**Task prompt:**
Quote, verbatim, all material below, without pictures.

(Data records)

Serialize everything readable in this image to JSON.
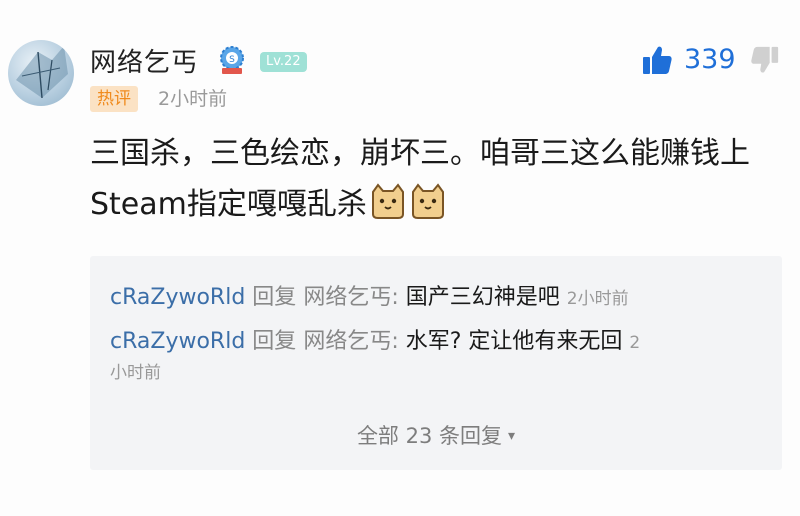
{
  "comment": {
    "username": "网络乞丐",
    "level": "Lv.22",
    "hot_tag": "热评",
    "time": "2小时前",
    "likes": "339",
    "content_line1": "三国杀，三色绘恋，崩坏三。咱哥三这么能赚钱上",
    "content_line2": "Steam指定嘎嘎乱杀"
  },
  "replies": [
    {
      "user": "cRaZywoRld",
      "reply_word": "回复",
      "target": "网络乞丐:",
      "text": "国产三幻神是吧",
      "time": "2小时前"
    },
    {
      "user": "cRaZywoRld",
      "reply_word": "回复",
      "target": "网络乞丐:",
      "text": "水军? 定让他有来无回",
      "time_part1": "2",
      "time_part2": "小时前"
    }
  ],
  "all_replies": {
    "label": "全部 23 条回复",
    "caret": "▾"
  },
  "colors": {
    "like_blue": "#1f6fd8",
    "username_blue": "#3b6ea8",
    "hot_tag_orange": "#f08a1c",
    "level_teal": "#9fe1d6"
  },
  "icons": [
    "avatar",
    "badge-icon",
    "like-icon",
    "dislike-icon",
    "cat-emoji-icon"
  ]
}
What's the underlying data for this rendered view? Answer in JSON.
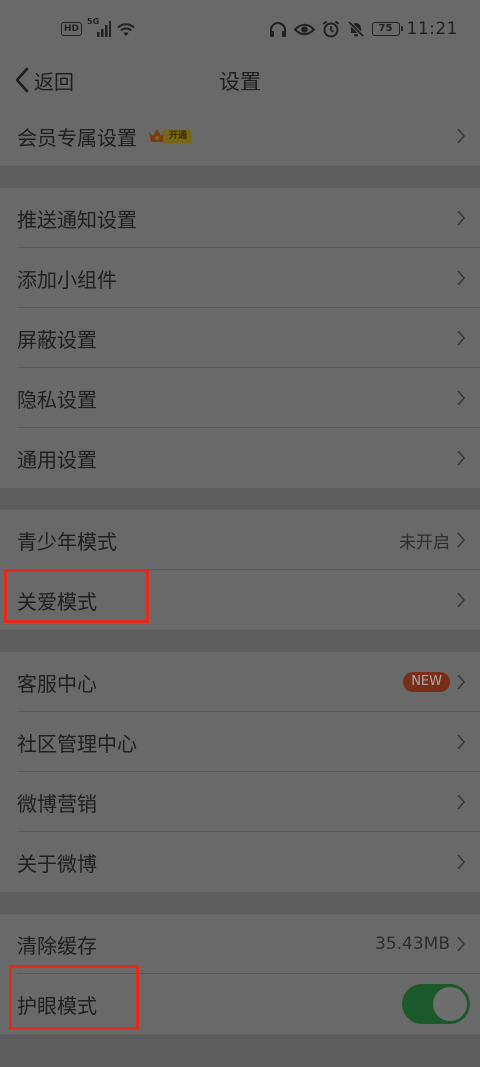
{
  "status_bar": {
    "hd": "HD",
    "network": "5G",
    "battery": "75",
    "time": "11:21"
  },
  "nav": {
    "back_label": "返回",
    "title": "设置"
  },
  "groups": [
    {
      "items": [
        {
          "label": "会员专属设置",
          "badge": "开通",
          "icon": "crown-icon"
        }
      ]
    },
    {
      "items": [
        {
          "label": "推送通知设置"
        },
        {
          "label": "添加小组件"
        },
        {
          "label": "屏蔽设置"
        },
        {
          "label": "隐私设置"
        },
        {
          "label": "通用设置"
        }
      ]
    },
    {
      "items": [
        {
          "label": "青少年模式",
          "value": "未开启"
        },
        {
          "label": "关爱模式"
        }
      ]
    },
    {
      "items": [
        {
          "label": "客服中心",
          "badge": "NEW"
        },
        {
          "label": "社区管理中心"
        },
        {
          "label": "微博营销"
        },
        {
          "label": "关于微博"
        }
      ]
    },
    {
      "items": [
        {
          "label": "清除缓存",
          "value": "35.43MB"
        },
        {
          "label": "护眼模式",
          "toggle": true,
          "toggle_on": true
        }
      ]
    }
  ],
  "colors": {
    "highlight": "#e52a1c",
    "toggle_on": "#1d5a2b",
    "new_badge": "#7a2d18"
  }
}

**Answer to the exercise:**
Serialize everything readable in this image to JSON.
{
  "comment": {
    "username": "网络乞丐",
    "level": "Lv.22",
    "hot_tag": "热评",
    "time": "2小时前",
    "likes": "339",
    "content_line1": "三国杀，三色绘恋，崩坏三。咱哥三这么能赚钱上",
    "content_line2": "Steam指定嘎嘎乱杀"
  },
  "replies": [
    {
      "user": "cRaZywoRld",
      "reply_word": "回复",
      "target": "网络乞丐:",
      "text": "国产三幻神是吧",
      "time": "2小时前"
    },
    {
      "user": "cRaZywoRld",
      "reply_word": "回复",
      "target": "网络乞丐:",
      "text": "水军? 定让他有来无回",
      "time_part1": "2",
      "time_part2": "小时前"
    }
  ],
  "all_replies": {
    "label": "全部 23 条回复",
    "caret": "▾"
  },
  "colors": {
    "like_blue": "#1f6fd8",
    "username_blue": "#3b6ea8",
    "hot_tag_orange": "#f08a1c",
    "level_teal": "#9fe1d6"
  },
  "icons": [
    "avatar",
    "badge-icon",
    "like-icon",
    "dislike-icon",
    "cat-emoji-icon"
  ]
}
What's the underlying data for this rendered view? Answer in JSON.
{
  "status_bar": {
    "hd": "HD",
    "network": "5G",
    "battery": "75",
    "time": "11:21"
  },
  "nav": {
    "back_label": "返回",
    "title": "设置"
  },
  "groups": [
    {
      "items": [
        {
          "label": "会员专属设置",
          "badge": "开通",
          "icon": "crown-icon"
        }
      ]
    },
    {
      "items": [
        {
          "label": "推送通知设置"
        },
        {
          "label": "添加小组件"
        },
        {
          "label": "屏蔽设置"
        },
        {
          "label": "隐私设置"
        },
        {
          "label": "通用设置"
        }
      ]
    },
    {
      "items": [
        {
          "label": "青少年模式",
          "value": "未开启"
        },
        {
          "label": "关爱模式"
        }
      ]
    },
    {
      "items": [
        {
          "label": "客服中心",
          "badge": "NEW"
        },
        {
          "label": "社区管理中心"
        },
        {
          "label": "微博营销"
        },
        {
          "label": "关于微博"
        }
      ]
    },
    {
      "items": [
        {
          "label": "清除缓存",
          "value": "35.43MB"
        },
        {
          "label": "护眼模式",
          "toggle": true,
          "toggle_on": true
        }
      ]
    }
  ],
  "colors": {
    "highlight": "#e52a1c",
    "toggle_on": "#1d5a2b",
    "new_badge": "#7a2d18"
  }
}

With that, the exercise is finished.